(Stored data)
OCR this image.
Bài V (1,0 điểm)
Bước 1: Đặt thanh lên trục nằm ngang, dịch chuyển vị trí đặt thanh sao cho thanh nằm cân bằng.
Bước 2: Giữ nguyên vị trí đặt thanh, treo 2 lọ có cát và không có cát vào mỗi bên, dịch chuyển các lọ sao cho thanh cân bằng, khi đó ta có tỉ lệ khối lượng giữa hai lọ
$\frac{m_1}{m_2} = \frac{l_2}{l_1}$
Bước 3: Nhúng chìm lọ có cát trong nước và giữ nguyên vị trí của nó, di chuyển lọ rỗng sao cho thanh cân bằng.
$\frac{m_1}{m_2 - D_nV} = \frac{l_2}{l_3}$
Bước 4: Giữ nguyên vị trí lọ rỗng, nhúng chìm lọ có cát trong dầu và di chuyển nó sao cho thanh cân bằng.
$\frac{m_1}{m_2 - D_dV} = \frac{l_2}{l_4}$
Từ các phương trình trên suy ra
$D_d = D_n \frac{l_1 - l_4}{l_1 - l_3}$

**Prompt**
All of the data above should be transcribed exactly.

**Written response**
OCR this image.
Bài V (1,0 điểm)
Bước 1: Đặt thanh lên trục nằm ngang, dịch chuyển vị trí đặt thanh sao cho thanh nằm cân bằng.
Bước 2: Giữ nguyên vị trí đặt thanh, treo 2 lọ có cát và không có cát vào mỗi bên, dịch chuyển các lọ sao cho thanh cân bằng, khi đó ta có tỉ lệ khối lượng giữa hai lọ
$\frac{m_1}{m_2} = \frac{l_2}{l_1}$
Bước 3: Nhúng chìm lọ có cát trong nước và giữ nguyên vị trí của nó, di chuyển lọ rỗng sao cho thanh cân bằng.
$\frac{m_1}{m_2 - D_nV} = \frac{l_2}{l_3}$
Bước 4: Giữ nguyên vị trí lọ rỗng, nhúng chìm lọ có cát trong dầu và di chuyển nó sao cho thanh cân bằng.
$\frac{m_1}{m_2 - D_dV} = \frac{l_2}{l_4}$
Từ các phương trình trên suy ra
$D_d = D_n \frac{l_1 - l_4}{l_1 - l_3}$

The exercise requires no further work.